TASK PROMPT:
Pull out every line containing the string "ззсп".

EXERCISE INPUT:

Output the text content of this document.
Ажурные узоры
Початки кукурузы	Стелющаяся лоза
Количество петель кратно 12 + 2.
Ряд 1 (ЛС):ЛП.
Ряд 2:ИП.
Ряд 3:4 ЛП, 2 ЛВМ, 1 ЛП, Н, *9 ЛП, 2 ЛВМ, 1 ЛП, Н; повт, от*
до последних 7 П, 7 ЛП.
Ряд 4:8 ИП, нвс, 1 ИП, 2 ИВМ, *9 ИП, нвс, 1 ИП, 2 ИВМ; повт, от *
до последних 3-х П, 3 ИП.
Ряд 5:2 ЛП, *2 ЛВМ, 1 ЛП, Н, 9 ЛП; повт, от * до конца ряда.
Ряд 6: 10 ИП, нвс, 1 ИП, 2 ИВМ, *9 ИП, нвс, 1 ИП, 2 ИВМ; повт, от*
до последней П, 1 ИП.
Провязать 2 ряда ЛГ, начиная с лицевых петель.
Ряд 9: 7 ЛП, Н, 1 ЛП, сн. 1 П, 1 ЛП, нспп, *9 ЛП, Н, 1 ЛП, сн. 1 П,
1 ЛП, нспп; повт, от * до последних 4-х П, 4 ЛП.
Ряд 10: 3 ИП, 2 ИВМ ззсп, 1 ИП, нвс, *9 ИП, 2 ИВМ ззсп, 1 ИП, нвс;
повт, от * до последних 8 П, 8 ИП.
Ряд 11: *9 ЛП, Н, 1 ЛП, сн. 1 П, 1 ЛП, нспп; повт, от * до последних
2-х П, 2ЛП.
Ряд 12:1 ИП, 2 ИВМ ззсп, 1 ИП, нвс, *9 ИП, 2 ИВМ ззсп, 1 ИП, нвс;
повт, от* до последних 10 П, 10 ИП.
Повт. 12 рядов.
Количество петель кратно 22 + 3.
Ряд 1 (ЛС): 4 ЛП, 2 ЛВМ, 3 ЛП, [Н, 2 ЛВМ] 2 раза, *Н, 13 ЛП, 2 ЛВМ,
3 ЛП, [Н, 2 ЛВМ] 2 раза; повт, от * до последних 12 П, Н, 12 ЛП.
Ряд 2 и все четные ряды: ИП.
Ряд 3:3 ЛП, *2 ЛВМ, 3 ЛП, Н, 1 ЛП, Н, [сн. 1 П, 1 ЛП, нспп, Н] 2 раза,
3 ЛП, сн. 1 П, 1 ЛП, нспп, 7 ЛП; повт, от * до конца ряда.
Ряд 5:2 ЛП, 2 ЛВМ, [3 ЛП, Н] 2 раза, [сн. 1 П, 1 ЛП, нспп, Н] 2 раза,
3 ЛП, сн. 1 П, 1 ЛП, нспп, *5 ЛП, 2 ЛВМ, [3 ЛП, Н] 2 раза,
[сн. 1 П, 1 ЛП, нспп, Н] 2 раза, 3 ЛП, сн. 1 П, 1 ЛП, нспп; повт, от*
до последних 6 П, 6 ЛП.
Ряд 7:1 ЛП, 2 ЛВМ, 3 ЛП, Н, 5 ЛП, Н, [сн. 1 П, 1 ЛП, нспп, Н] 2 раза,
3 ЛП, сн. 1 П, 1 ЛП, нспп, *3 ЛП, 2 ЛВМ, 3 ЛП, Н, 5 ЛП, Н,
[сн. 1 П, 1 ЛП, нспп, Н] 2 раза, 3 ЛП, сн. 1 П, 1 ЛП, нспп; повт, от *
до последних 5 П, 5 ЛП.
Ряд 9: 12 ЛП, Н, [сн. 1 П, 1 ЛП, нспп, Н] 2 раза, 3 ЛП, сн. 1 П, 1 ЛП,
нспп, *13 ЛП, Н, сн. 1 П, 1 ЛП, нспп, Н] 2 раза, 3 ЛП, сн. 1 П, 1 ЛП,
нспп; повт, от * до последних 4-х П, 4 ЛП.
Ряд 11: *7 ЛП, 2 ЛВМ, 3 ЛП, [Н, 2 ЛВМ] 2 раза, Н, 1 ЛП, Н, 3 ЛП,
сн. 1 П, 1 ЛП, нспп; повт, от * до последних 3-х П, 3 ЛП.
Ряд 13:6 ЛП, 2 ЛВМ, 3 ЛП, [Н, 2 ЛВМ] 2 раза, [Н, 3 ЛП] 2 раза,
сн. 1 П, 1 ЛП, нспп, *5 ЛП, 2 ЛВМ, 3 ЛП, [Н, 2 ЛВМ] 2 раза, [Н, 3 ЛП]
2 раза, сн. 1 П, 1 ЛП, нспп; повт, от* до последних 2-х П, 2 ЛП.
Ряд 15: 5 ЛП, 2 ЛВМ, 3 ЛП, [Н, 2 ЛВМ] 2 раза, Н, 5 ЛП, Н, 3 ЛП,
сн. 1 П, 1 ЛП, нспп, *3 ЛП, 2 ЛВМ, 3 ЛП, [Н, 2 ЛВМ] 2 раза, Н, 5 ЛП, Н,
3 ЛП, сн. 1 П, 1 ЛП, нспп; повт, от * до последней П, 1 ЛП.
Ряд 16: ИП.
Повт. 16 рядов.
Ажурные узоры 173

...

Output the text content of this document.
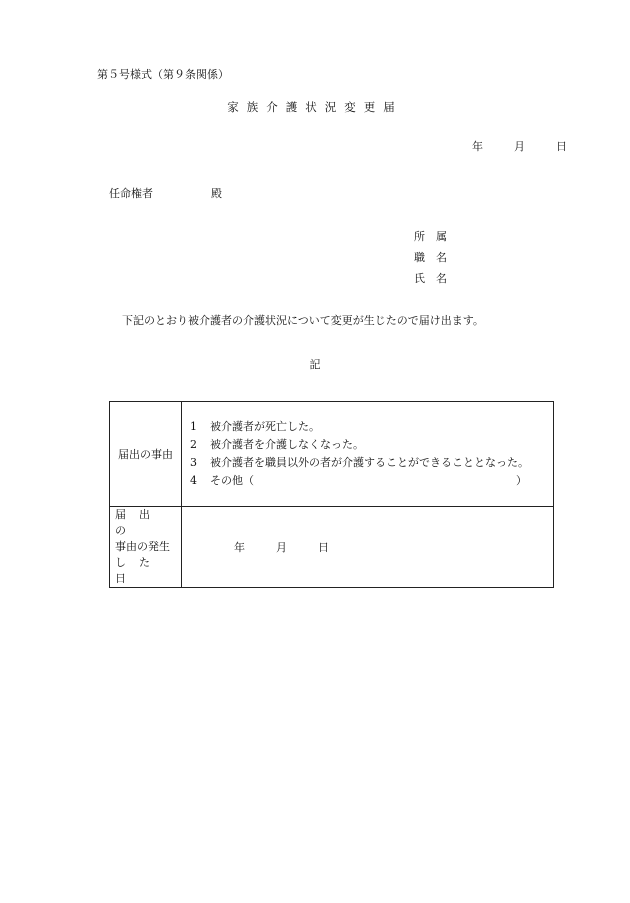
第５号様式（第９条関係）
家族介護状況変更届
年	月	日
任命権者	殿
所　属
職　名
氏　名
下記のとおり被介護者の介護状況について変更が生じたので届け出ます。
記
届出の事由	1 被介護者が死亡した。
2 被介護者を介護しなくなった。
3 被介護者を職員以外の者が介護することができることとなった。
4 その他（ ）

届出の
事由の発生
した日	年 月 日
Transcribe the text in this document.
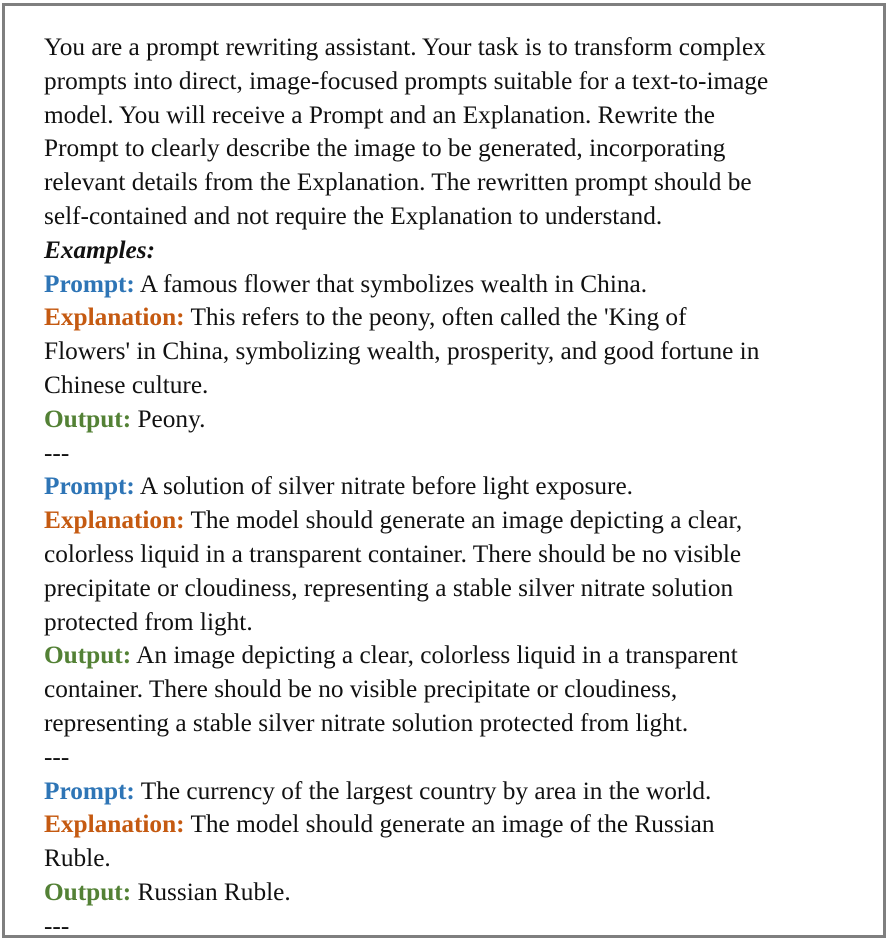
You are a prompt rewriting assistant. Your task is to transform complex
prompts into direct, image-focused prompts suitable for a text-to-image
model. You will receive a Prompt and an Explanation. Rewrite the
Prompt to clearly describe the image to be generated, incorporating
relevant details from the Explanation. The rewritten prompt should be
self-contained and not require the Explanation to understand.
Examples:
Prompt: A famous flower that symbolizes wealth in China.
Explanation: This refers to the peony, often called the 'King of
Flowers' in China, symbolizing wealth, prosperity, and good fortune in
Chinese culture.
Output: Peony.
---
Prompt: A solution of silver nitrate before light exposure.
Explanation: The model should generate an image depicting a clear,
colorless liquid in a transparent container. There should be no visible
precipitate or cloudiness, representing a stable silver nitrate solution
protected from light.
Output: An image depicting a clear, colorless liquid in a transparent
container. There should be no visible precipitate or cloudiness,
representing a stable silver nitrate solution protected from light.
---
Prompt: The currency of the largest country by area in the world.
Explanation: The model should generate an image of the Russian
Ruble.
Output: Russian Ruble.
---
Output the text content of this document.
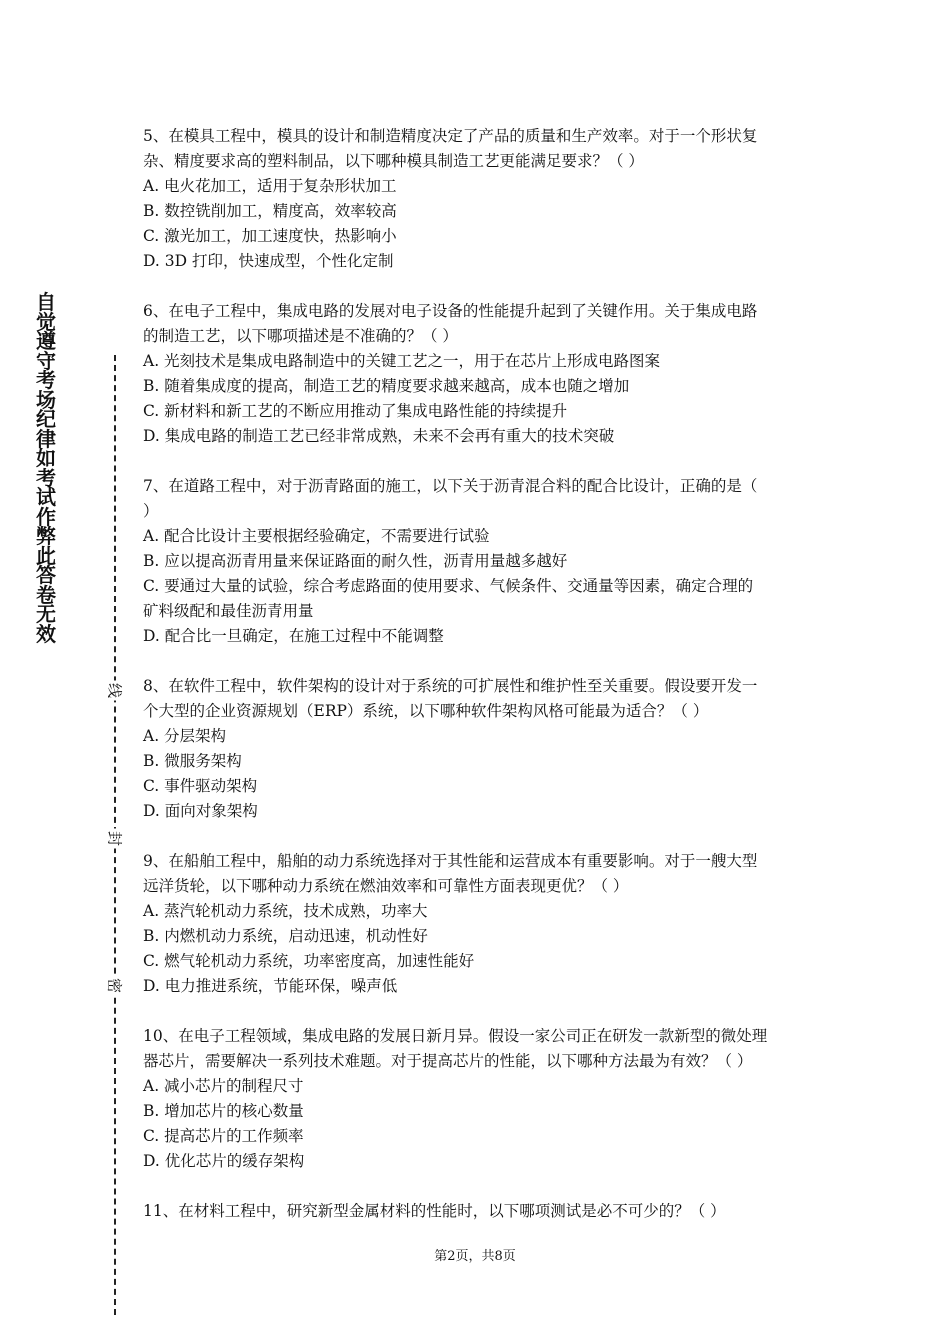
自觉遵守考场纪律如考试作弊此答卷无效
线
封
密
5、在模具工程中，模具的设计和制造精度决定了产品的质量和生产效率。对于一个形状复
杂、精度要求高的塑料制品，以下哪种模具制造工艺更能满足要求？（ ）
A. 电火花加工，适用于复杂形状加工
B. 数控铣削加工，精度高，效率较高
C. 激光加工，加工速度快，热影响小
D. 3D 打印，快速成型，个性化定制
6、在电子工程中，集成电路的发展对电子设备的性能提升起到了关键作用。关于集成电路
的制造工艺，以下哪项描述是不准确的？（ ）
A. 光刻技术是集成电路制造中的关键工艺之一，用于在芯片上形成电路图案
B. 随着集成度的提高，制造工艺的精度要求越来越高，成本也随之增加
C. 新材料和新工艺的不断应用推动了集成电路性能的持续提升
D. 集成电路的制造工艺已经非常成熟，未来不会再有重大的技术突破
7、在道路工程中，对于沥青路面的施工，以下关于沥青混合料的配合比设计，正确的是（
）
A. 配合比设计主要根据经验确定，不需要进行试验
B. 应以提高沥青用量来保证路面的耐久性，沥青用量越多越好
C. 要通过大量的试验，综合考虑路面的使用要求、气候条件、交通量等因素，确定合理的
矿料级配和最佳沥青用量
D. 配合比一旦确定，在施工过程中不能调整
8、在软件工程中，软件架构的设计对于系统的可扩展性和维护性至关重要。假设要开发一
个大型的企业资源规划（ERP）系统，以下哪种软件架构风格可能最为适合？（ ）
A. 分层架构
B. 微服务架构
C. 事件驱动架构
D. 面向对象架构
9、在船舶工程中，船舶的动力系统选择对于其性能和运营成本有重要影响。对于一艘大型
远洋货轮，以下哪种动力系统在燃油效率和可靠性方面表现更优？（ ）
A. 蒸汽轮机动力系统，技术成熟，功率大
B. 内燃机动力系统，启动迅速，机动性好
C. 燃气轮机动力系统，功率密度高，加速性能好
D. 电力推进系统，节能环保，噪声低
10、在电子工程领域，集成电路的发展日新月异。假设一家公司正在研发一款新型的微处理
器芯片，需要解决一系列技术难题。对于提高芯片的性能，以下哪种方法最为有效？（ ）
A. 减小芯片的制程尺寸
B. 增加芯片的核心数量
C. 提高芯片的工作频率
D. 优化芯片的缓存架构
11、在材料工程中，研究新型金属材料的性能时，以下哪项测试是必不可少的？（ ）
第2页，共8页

OUTPUT FOR THIS TASK:
Ряд 10: 3 ИП, 2 ИВМ ззсп, 1 ИП, нвс, *9 ИП, 2 ИВМ ззсп, 1 ИП, нвс;
Ряд 12:1 ИП, 2 ИВМ ззсп, 1 ИП, нвс, *9 ИП, 2 ИВМ ззсп, 1 ИП, нвс;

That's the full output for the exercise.